Given exercise – Your task is to locate every line holding the string "value" and to copy each of them.

The data –
══════════════════════════════

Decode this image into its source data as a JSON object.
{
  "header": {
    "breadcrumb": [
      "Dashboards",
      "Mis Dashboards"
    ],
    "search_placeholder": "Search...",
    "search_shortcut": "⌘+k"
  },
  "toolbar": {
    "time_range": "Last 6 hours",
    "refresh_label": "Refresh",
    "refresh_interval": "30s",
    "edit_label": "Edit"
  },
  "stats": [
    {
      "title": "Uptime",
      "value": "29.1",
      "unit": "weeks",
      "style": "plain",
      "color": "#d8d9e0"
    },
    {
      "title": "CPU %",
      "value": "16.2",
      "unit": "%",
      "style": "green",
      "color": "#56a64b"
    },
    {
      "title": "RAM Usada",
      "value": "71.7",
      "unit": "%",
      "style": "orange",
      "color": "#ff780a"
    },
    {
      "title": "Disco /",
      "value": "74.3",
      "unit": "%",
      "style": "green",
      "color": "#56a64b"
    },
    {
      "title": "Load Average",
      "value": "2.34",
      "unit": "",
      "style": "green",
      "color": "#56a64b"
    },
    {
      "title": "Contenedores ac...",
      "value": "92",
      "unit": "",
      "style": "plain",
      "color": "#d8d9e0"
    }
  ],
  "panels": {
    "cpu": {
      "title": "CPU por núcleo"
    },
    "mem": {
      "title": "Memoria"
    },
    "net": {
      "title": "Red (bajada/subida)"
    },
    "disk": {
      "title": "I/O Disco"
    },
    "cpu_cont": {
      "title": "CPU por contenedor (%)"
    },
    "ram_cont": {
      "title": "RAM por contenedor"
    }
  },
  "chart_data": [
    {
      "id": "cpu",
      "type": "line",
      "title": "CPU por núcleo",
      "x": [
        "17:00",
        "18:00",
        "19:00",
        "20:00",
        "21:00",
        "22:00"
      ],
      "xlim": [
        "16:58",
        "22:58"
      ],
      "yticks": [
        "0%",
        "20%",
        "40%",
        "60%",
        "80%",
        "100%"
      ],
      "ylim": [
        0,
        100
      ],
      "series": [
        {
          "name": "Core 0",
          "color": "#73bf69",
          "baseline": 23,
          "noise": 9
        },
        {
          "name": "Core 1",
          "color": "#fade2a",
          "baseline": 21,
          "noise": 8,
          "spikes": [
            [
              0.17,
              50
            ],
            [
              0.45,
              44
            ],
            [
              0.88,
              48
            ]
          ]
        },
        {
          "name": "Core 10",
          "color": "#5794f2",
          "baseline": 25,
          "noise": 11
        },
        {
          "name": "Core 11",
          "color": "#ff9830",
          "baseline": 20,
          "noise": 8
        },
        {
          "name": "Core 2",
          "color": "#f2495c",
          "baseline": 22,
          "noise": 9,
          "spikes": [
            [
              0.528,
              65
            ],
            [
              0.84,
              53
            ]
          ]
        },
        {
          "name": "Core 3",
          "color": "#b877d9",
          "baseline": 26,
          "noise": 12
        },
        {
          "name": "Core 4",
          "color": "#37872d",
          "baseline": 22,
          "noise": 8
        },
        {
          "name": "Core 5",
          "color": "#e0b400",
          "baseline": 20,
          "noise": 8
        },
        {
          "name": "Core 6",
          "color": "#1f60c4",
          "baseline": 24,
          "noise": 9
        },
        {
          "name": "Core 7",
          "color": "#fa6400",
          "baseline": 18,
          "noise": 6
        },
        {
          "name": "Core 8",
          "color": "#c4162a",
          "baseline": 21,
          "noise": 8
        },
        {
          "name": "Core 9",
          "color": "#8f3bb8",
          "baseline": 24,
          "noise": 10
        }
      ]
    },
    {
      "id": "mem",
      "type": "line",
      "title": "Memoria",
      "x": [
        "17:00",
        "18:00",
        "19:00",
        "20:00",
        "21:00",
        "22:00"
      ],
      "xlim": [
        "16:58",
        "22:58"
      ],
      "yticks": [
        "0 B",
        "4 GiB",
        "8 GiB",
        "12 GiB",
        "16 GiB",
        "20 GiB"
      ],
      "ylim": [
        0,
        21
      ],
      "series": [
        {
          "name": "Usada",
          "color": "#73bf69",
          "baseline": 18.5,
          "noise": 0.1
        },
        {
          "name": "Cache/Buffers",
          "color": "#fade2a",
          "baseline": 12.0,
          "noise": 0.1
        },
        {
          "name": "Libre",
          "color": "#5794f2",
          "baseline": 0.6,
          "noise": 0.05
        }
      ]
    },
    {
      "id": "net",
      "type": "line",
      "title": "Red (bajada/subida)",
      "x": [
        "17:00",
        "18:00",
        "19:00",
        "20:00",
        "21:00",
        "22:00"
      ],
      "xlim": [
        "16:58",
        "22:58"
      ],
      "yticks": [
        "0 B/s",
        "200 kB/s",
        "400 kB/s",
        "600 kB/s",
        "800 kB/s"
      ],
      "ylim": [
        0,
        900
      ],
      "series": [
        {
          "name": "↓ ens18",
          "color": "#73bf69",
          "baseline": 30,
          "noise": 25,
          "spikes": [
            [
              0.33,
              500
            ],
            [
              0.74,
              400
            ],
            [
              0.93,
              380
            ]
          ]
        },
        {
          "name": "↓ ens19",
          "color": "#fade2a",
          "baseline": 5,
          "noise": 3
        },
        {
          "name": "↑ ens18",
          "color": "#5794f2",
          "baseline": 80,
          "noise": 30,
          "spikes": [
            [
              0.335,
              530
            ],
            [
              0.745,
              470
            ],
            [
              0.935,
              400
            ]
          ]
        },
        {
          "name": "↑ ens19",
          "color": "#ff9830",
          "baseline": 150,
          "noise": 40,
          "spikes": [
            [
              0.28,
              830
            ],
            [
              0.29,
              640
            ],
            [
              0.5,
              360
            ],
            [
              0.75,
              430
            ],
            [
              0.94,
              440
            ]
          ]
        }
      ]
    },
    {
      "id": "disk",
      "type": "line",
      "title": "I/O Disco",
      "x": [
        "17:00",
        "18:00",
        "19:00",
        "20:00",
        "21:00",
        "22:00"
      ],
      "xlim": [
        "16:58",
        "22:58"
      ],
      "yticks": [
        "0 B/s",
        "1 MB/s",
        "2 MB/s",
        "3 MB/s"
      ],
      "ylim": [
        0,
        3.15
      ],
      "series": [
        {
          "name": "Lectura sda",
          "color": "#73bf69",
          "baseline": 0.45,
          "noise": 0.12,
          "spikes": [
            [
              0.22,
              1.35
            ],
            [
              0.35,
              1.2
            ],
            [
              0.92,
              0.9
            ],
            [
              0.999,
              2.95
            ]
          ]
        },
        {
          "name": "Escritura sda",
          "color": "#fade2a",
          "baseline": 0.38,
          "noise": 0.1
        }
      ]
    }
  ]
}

══════════════════════════════

Completed exercise –
      "value": "29.1",
      "value": "16.2",
      "value": "71.7",
      "value": "74.3",
      "value": "2.34",
      "value": "92",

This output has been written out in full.